_Text section_:
________________________________________
Perfect Sound Forever

New York Dolls & Modern Lovers


The Endless Party (of '72/'73)
by Jim Rader
(June 2011)

The State of Rock in early 1972 sounded dismal, the airwaves dominated by CSN&Y rip-offs like America and the fabled Batdorf & Rodney; the deft noodling of ELP and Yes; more Beatle solo albums; dreary singer-songwriters galore. This around the time of Layla, an album liked by my best friend's parents, a year when a piqued New York DJ yawned on air after spinning the latest Paul McCartney snooze "Mary Had A little Lamb." The occasional good tune gave temporary solace, but what the hell did ELP's ditty "Lucky Man" have to do with my youthful angst?

Grand Funk and Alice Cooper rocked, but their hype put me off. Lou Reed's first solo effort, though boasting good songs, suffered from session players borrowed from Yes. The Stooges had apparently disbanded, after only two albums.
________________________________________
_Rows_:
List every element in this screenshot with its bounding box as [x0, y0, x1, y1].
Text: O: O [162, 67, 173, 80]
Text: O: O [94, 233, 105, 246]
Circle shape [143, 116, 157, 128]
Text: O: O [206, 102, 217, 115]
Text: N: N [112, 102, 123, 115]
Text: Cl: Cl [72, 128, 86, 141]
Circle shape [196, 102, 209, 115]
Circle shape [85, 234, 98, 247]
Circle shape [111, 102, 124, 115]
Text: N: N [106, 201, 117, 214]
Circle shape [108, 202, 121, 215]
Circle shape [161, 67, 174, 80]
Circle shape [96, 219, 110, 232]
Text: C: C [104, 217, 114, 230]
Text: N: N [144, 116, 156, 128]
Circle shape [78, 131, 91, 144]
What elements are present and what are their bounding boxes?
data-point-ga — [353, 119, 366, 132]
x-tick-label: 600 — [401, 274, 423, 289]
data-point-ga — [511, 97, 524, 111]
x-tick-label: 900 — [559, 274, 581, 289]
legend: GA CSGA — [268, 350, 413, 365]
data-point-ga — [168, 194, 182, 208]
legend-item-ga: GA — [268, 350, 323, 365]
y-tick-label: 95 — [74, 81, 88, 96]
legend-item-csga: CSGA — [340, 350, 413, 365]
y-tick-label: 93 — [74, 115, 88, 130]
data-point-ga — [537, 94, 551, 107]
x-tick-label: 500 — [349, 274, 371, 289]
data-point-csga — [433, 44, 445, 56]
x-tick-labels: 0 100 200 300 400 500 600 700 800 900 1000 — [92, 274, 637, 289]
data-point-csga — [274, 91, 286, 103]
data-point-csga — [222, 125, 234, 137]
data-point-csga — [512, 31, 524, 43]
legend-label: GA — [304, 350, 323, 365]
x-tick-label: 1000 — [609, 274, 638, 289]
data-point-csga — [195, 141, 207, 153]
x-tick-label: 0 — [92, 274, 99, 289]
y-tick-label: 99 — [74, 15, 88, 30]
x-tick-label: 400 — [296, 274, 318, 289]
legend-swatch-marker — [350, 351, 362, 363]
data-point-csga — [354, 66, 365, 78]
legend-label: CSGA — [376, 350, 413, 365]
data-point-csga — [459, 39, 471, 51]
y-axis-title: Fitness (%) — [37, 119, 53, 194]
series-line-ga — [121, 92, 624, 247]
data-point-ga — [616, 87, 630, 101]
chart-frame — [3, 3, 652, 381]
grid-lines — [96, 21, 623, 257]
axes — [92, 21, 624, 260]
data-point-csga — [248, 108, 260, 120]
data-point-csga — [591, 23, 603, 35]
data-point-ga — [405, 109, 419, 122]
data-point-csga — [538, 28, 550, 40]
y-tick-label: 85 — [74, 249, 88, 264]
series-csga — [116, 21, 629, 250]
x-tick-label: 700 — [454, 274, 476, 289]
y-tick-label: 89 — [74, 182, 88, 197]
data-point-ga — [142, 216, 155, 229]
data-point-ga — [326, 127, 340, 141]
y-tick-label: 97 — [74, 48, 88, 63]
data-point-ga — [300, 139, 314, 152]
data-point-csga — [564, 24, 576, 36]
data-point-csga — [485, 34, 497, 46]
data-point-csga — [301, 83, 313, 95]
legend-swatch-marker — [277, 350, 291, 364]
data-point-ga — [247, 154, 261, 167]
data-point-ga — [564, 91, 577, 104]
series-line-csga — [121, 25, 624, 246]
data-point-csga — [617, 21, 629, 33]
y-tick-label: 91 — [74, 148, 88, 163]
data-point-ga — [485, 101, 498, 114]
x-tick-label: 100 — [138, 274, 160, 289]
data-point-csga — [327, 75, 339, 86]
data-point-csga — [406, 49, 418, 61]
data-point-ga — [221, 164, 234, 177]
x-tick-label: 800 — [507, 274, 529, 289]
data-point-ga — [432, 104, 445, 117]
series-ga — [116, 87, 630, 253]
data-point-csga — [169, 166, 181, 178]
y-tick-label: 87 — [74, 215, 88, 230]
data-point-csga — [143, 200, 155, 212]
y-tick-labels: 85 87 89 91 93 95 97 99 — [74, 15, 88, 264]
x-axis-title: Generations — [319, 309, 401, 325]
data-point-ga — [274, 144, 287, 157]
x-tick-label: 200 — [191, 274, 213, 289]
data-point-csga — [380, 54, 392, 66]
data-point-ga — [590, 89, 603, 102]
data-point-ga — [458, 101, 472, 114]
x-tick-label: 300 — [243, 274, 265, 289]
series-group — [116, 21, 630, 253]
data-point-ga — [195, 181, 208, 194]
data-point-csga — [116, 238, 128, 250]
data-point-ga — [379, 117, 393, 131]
________________________________________
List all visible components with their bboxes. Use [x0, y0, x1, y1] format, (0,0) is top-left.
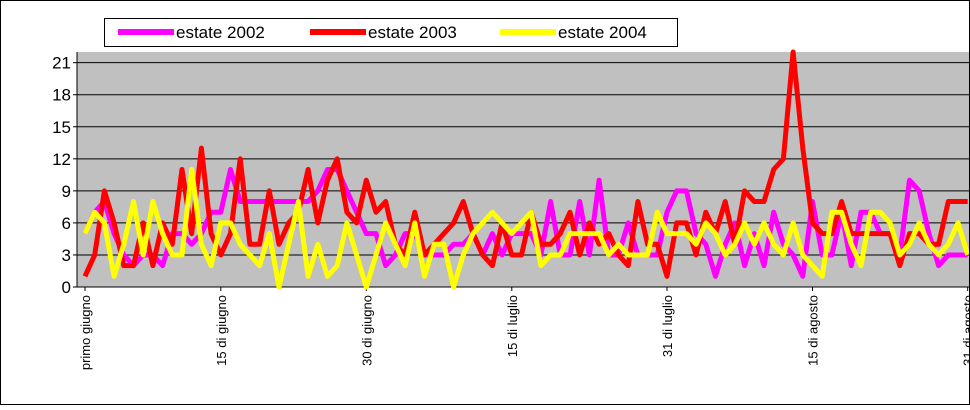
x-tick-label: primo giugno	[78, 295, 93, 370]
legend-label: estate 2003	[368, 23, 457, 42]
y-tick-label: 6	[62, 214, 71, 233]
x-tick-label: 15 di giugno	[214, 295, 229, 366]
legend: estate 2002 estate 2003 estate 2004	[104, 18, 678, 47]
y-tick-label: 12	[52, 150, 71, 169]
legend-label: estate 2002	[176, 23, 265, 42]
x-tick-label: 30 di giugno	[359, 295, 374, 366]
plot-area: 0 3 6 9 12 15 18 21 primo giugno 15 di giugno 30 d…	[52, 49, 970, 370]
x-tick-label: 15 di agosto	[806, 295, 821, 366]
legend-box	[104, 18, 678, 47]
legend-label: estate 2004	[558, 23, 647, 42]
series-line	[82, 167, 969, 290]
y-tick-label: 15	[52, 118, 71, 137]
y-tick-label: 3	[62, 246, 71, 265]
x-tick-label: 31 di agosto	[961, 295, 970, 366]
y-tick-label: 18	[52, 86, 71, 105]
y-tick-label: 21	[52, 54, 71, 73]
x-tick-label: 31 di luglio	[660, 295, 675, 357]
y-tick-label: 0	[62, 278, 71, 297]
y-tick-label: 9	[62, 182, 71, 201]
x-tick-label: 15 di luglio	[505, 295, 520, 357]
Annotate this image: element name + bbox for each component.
________________________________________
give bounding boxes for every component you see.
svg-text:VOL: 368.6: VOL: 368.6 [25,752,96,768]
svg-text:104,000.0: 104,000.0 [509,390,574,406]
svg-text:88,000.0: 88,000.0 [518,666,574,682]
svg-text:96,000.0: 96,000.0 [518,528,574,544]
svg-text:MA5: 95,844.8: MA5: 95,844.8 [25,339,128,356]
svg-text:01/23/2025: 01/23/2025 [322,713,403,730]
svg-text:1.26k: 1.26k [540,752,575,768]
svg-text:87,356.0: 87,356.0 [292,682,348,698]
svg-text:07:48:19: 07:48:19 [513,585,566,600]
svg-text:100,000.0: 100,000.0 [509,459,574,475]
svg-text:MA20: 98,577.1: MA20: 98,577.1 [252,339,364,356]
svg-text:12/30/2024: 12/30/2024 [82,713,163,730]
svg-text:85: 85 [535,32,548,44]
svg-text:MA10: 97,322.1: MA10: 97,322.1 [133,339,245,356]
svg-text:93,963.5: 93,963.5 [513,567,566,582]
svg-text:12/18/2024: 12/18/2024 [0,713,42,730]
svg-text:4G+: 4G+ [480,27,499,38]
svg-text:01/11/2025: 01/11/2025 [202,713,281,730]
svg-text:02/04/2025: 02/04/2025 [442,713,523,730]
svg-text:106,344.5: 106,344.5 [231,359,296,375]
________________________________________
_Exercise_: Write the passage that comes next in the essay on the New York Dolls and the Modern Lovers, picking up after its last sentence.

_Reply_:
A friend dragged me to an Allman Brothers concert that March and I spent the next month trying to figure out why I didn't like them.

I often heard--and used-- the then-popular expression "get off." Originally junkie slang for getting high on skag, "get off" suddenly also pertained to rock. From a car radio that summer, between Gilbert O'Sullivan and "Layla," The Raspberries "Go All The Way" prompted driver Mike F. to exclaim: "I get off on this song!"

"Oh wow—yeah," I responded, lost in a vibe.

At the advanced age of nineteen, we both turned red- but he didn't change the station. The Raspberries' overt throwback to the early Beatles excited musically but embarrassed socially because it deliberately recreated the "simple" rock n' roll of our bygone pre-pubescent years. The lyrics pandered to teenybopper fantasies; the chords and vocal shamelessly aped vintage McCartney.

But the Raspberries eluded the Beatlemania tag via modern production, an ironic stance, and performance. They played to excite, not impress. I visualized them playing a high school gym rather than a vast impersonal arena; though image-conscious and ambitious, they lacked the dwarfing distant majesty of the entrenched rock idols. To boot, they sounded too raunchy to be written off as bubblegum.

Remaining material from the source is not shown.